■ **Document excerpt**:
-- Start --

REFLECTIONS ON FILM CULTURE

DAILY | Cannes 2012 | Jacques Audiard’s RUST AND BONE

“What could have been simply bizarre, sentimental or contrived here becomes an utterly absorbing love story,” begins the Guardian‘s Peter Bradshaw. “Rust and Bone is a tale of a miraculous friendship which evolves into an enthralling and moving romance, wonderfully acted by Marion Cotillard and Matthias Schoenaerts. Jacques Audiard directs, and his screenplay, co-written with Thomas Bidegain, is freely adapted from characters in the short story collection of the same title, by the American author Craig Davidson. This is early days in the festival, but Rust and Bone has to be a real contender for prizes, and, the odds will be shortening to vanishing point for Cotillard getting the best actress award.”

“Ali (Matthias Schoenaerts), a muscular bouncer who moonlights as a street fighter, shows up in the north of France at his sister’s place, having abandoned a former flame with a five-year-old son he only knows in passing,” explains indieWIRE‘s Eric Kohn. “Over the course of his work at a local nightclub, he meets the buoyant Stephanie (Marion Cotillard), an agile party woman stuck in a deteriorating relationship. After giving her a ride home, the two part ways, and then naturally find a way back to each other: Stephanie works at a local ocean theme park with trained orca whales, one of whom goes rogue in the middle of a show. The ensuing accident causes her to lose her legs and everything stable about her life; in a state of desperation, she calls Ali and the soft-spoken drifter quickly responds. Their ensuing relationship, an on-again, off-again affair that finds them both attempting to improve each other’s messy lives, sustains Rust and Bone even as its plot ambles along without many significant developments until its closing scenes.”

“Following on the acclaim of Bullhead, Schoenarts may find his breakthrough here, with comparisons to Tom Hardy to come,” predicts the Playlist‘s Kevin Jagernauth. “He’s similarly a commanding physical presence, but he’s the rare breed with acting chops to spare, finding the vulnerability beneath his character’s exterior which helps us understand him, even when he’s at his selfish worst. As for Cotillard, she’s predictably fantastic, again showing why she’s one of the best actors of her generation.”

Rust and Bone

For Cineuropa‘s Fabien Lemercier, Rust and Bone is a “masterly work in which the film director manages to express his immense talent in two spheres with very complex alchemy, melodrama and social film noir.” The Hollywood Reporter‘s Todd McCarthy finds that “Audiard’s visual and dramatic approach is glancing, deliberately fragmented, marked by harsh contrasts between bright, bleached-out light and forbidding darkness.” For the Telegraph‘s David Gritten, Rust and Bone is “a complex, assured, demanding work.”

Anne Thompson stresses that it’s “unsentimental—despite a sweet Alexander Desplat score—and while Audiard says he tried to keep the violence to a minimum, he can’t help but assault us with blood and flying teeth.” HitFix‘s Drew McWeeny “first tuned into his work with Read My Lips in 2001. The Beat That My Heart Skipped came next, and for many people, A Prophet was the moment they realized just how strong a clear a voice he has as a filmmaker.” Rust and Bone is “something much richer, more prickly, and more deeply felt than I expected, and I am once again convinced that Audiard is a major voice, an artist of note, and a gifted humanist filmmaker.” FirstShowing‘s Alex Billington: “There’s just something about the way Jacques Audiard tells stories, and crafts characters, that is fresh and invigorating to watch.”

-- End --

■ **Material**:
-- Start --

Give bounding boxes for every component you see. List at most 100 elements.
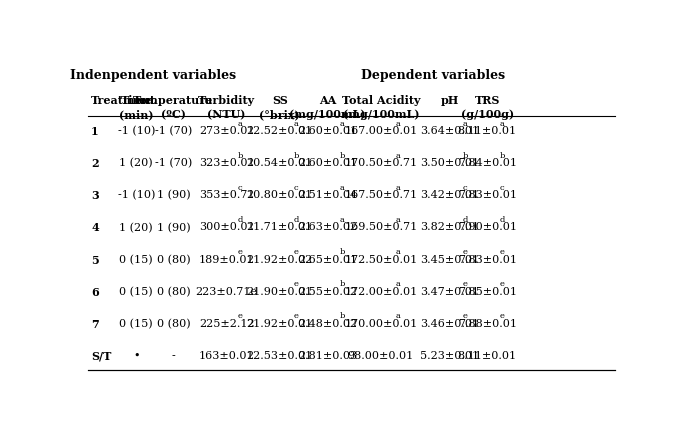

-- End --

■ **Challenges**:
[a] In the roundup of Cannes reviews of Rust and Bone, who co-wrote the screenplay with Jacques Audiard?
[b] Carry on the roundup of Cannes reviews of Rust and Bone from the point where it stops.

■ **Results of the tasks**:
[a] Thomas Bidegain

[b]
“Though Audiard already commands respect, the film’s cred is amplified by the involvement of the Dardenne brothers, who produced through their Les Films du Fleuve shingle,” notes Variety‘s Peter Debruge. “Like Darren Aronofsky’s The Wrestler a few years back, Rust and Bone blends Dardennes-esque naturalism—handheld cameras; raw, tempestuous performances; squalidly realistic production design—with more conventional plotting and compositions.”

Rust and Bone

Meantime, the Playlist‘s Simon Dang reports that “Cotillard is set to continue her amazing run of collaborations (which includes Audiard, husband Guillaume Canet, Chris Nolan, James Gray, Steven Soderbergh and Woody Allen), now teaming with Iranian helmer Asghar Farhadi, hot off his Oscar-winning family drama A Separation. Details about the film are being kept under wraps, however, the project will be Farhadi’s first shot outside Iran, and is being described as an ’emotional social thriller’ in the vein of A Separation, with multiple twists aimed at keeping the audience in suspense from the first frame to the last.” As for Schoenaerts, he’s “lined up a role in Hans Herbots’s thriller The Treatment. An adaptation of Mo Hayder’s bestselling novel, the story follows detective Jack Caffrey as jumps on a case of a missing young 8-year-old boy that leads him on a heartbreaking and gripping tour de force of suspense.”

Updates: The Chicago Tribune‘s Michael Phillips finds that “Audiard hits his theme over and over, like a punch-drunk middleweight: All of us are damaged. We’re all animals under the skin. We all need love. And the entire picture feels like a poetic-grunge generality, with a penchant for jacked-up tension that feels applied to the situation, not pulled from within the people on screen. Cotillard’s role is more a series of attitudes (she swings from suicidal desperation to can-do saint and revived sensualist in no time) than a three-dimensional human being.”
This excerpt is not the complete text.